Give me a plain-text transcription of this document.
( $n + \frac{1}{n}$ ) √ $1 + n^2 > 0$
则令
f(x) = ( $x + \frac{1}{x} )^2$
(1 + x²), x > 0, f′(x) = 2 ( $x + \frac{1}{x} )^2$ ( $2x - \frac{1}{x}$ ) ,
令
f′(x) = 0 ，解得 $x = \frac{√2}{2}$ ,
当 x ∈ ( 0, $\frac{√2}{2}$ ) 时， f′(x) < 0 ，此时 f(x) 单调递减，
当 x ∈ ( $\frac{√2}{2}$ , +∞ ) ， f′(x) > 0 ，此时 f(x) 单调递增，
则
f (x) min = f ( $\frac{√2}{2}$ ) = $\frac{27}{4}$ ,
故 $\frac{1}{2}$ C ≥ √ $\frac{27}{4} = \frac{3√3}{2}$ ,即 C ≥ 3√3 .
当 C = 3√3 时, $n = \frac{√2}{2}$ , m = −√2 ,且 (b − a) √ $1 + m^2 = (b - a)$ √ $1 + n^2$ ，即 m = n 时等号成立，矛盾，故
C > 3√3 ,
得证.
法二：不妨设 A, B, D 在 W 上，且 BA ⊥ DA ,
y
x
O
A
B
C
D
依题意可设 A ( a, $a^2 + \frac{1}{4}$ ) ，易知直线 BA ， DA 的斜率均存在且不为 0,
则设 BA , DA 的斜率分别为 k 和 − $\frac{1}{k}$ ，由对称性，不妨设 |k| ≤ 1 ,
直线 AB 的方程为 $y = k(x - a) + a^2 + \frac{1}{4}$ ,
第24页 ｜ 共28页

---

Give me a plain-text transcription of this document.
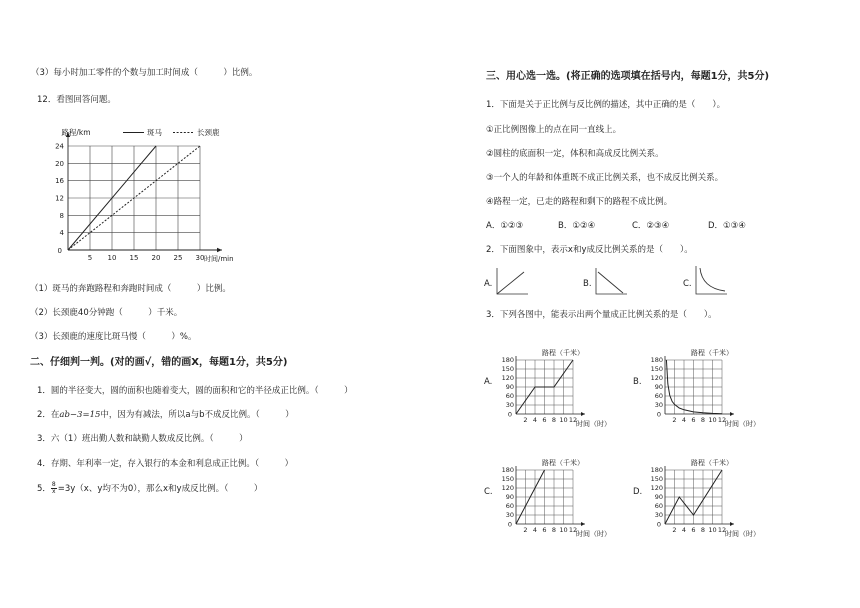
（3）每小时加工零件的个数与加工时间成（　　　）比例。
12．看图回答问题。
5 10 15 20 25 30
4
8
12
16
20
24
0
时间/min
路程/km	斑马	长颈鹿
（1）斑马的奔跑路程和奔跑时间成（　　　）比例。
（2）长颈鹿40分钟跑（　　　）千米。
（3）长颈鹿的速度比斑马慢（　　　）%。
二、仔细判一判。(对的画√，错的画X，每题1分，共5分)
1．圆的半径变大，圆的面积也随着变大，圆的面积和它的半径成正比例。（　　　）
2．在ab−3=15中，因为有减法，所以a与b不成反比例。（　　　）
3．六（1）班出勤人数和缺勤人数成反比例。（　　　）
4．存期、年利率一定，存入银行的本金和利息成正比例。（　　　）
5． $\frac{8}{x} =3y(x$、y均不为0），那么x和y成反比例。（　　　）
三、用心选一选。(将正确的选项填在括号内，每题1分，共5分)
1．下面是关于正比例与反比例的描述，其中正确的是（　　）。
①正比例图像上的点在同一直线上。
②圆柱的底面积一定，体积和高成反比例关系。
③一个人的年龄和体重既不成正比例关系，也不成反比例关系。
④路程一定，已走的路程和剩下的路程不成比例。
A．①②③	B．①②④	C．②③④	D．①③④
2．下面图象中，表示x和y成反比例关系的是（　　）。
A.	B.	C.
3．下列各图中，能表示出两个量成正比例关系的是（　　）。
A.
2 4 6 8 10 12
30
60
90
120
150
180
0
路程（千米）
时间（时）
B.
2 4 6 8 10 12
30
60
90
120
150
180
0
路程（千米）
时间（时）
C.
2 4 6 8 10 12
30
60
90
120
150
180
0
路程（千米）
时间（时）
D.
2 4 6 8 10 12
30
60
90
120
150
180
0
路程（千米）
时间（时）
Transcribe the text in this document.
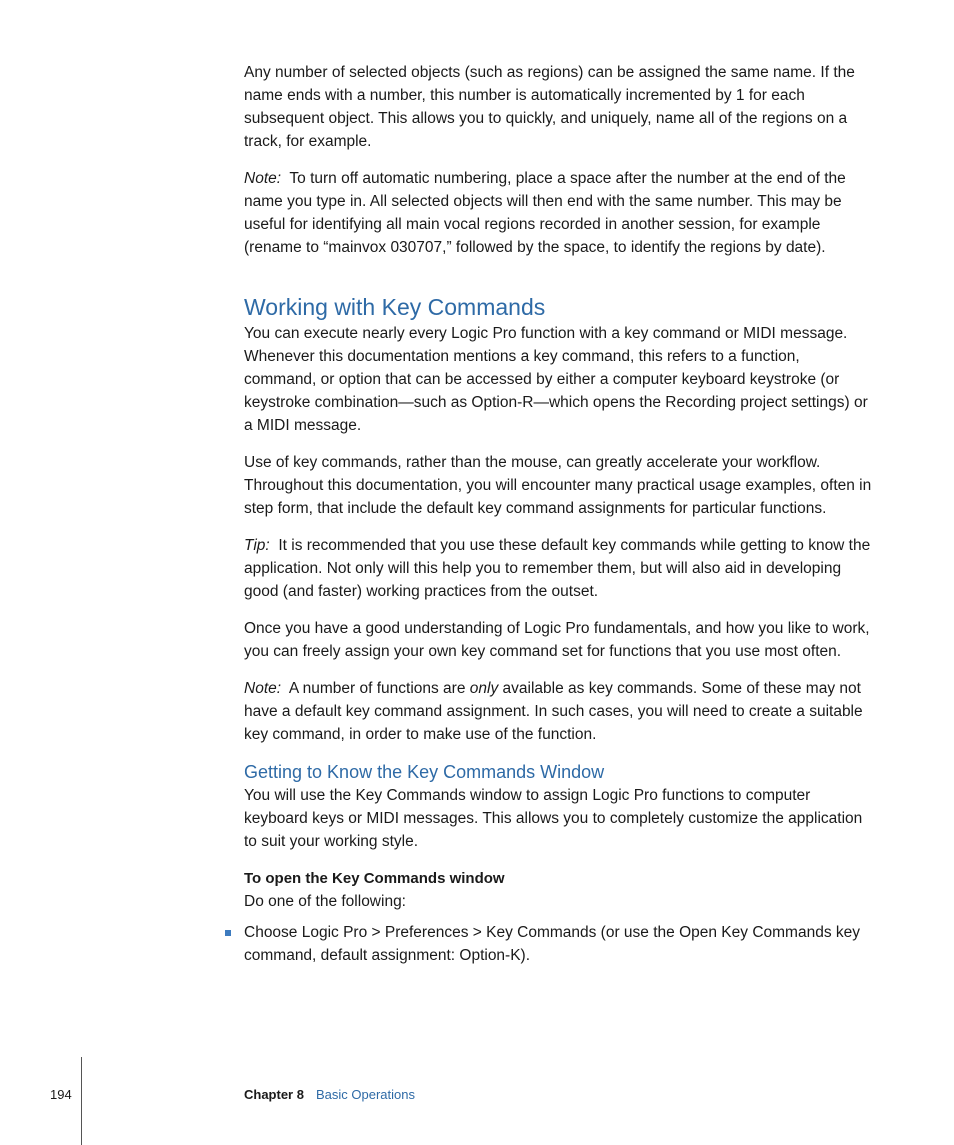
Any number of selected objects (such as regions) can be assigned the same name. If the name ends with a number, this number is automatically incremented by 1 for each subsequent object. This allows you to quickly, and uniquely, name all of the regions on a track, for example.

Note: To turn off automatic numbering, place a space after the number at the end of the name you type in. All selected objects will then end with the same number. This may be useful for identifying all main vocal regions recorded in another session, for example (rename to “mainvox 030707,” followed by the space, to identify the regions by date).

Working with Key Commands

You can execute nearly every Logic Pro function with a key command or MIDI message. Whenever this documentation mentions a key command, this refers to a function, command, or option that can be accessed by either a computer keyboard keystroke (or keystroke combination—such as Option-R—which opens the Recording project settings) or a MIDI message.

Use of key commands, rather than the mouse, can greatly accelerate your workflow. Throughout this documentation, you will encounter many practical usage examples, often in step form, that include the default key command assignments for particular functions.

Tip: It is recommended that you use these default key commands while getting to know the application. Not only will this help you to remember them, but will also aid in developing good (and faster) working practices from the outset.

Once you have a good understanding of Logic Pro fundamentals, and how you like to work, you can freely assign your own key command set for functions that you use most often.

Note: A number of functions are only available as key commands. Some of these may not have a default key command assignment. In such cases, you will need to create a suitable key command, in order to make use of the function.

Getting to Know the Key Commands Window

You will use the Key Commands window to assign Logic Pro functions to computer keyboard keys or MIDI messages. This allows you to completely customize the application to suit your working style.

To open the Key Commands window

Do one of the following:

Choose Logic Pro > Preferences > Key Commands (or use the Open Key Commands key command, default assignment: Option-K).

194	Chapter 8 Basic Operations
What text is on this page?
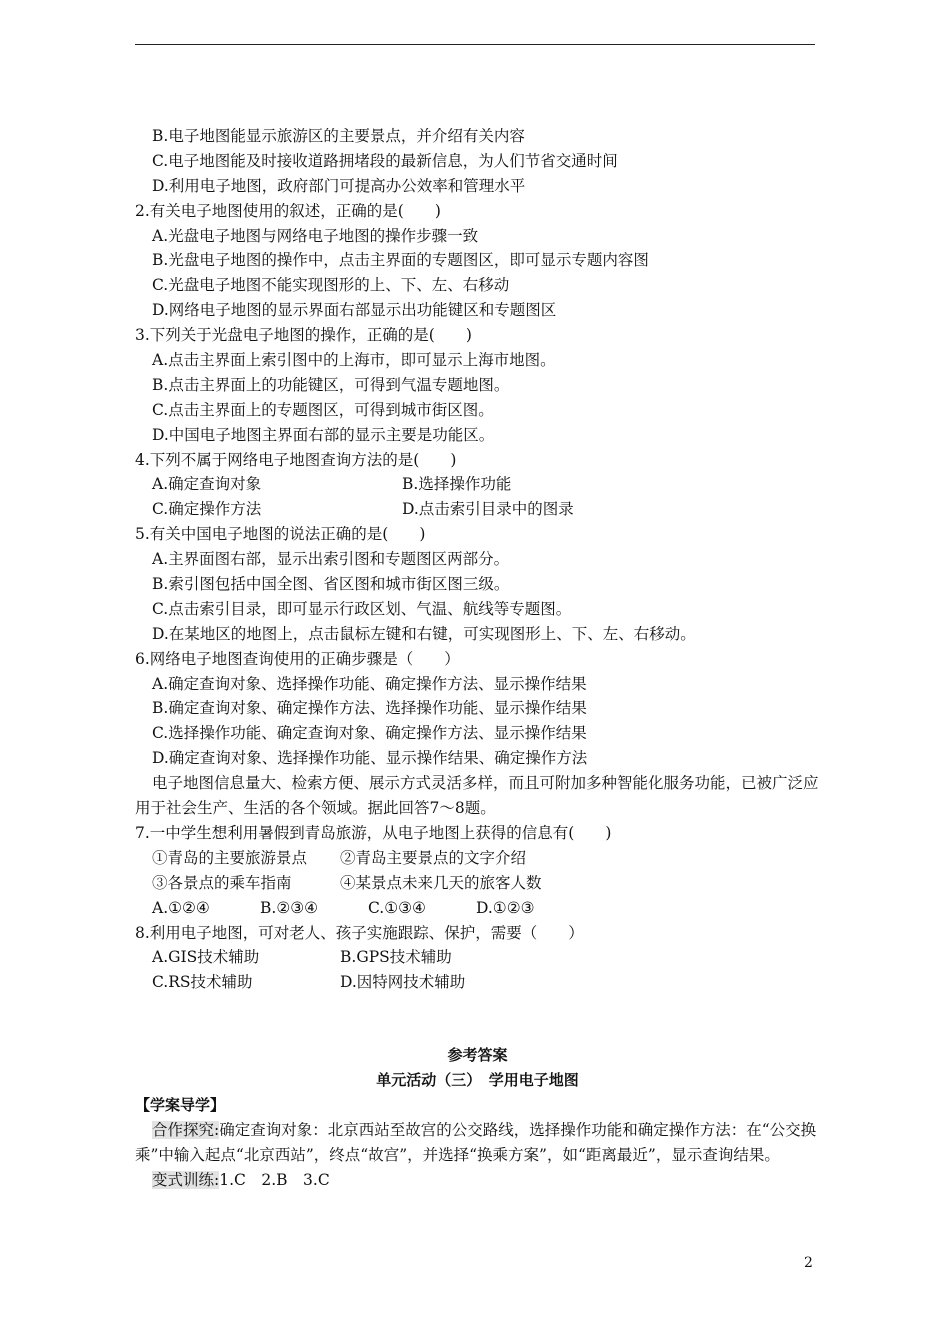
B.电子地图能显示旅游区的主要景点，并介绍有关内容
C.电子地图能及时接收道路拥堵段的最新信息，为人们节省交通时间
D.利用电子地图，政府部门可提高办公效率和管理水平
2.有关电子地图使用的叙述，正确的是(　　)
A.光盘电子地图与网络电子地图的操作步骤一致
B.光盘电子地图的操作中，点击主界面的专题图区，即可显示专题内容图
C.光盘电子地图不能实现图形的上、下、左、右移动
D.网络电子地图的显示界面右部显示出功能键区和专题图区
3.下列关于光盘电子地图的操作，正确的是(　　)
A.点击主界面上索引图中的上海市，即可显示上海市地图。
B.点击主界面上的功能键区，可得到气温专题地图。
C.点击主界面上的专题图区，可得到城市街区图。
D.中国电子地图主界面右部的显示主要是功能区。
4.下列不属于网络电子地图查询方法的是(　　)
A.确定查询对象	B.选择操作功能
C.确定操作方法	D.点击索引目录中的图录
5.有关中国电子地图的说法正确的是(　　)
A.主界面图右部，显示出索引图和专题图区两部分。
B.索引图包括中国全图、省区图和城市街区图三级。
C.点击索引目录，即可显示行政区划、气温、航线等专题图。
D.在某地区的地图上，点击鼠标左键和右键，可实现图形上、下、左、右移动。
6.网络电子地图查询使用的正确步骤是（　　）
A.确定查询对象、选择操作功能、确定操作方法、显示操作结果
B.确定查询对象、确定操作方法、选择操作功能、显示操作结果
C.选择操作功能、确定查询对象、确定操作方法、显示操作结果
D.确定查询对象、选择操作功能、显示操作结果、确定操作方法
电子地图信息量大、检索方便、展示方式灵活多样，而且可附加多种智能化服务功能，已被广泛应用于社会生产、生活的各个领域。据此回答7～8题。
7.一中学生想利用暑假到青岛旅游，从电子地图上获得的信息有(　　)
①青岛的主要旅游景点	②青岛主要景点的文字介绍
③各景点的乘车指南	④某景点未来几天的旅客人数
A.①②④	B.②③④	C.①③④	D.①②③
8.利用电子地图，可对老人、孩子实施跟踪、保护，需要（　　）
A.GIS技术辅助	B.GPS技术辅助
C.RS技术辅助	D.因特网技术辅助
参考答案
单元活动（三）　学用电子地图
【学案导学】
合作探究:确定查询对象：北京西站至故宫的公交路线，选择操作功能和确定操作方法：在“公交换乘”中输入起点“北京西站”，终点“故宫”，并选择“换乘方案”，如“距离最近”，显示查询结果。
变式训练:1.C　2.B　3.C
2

...

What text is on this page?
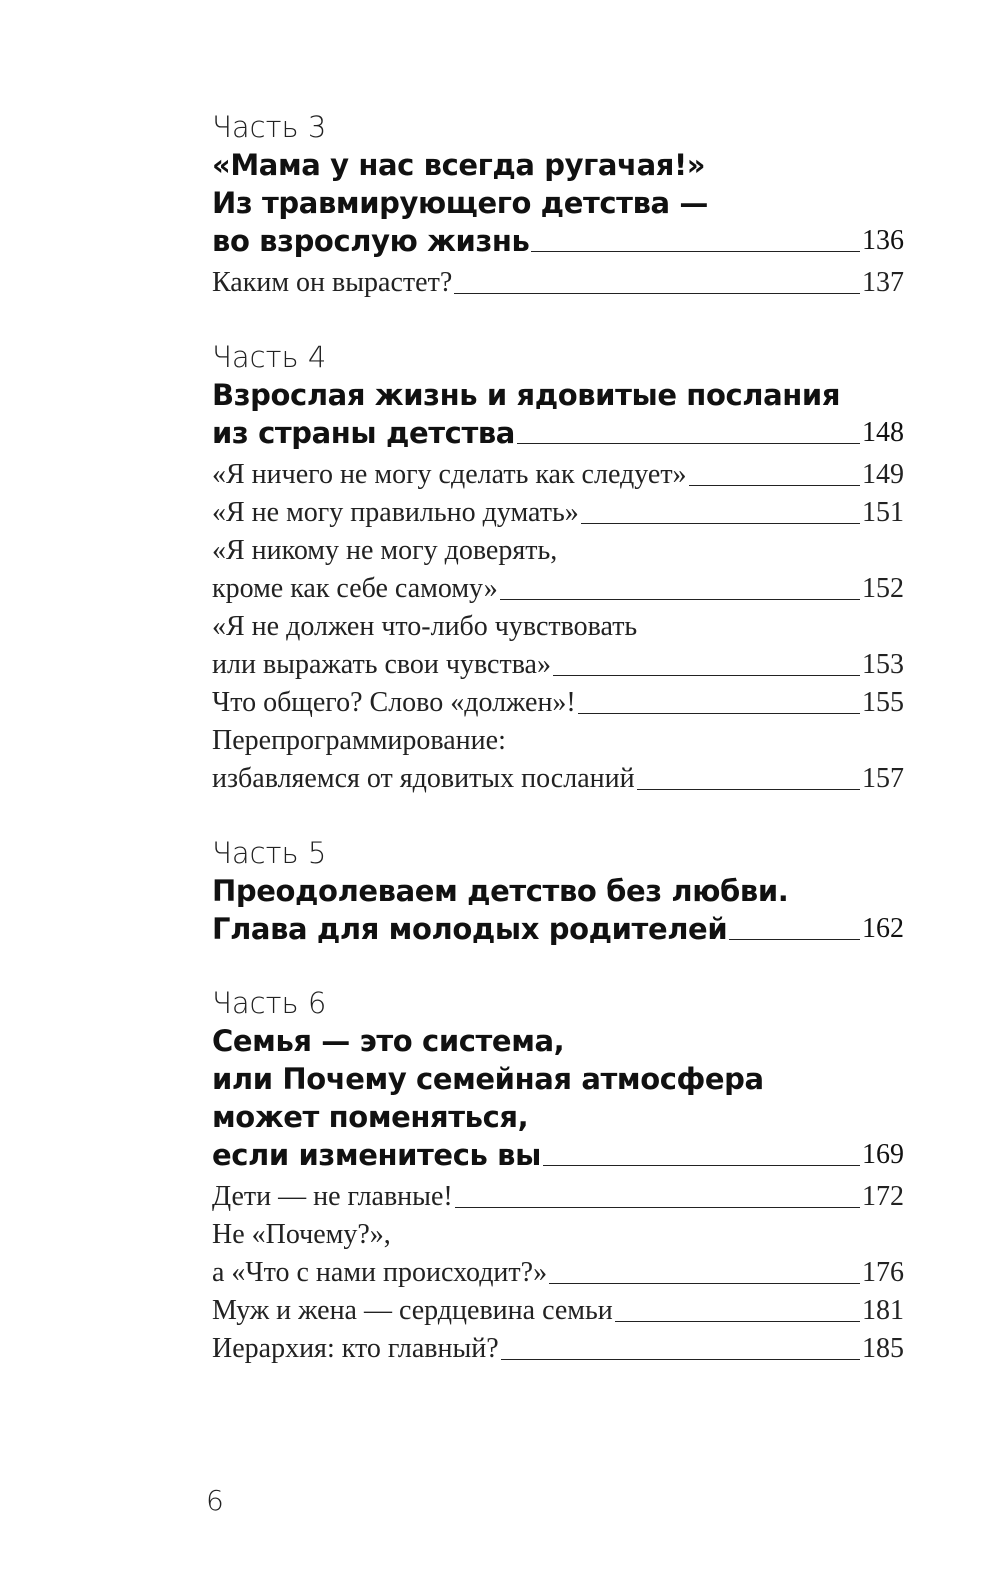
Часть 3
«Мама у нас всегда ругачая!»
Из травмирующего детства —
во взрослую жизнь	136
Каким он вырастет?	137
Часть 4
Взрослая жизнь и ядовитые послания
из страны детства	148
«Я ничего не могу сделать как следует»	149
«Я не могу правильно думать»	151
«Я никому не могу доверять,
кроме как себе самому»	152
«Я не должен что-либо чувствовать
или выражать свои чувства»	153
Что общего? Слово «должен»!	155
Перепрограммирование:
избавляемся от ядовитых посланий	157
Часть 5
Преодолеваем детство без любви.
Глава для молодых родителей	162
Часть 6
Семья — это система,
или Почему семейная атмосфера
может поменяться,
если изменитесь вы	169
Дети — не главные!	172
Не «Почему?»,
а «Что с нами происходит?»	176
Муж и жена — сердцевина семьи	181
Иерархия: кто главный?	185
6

• **REQUIREMENT**:
Give only the number of lines in the records that include the word "such".

• **FINISHED ANSWER**:
3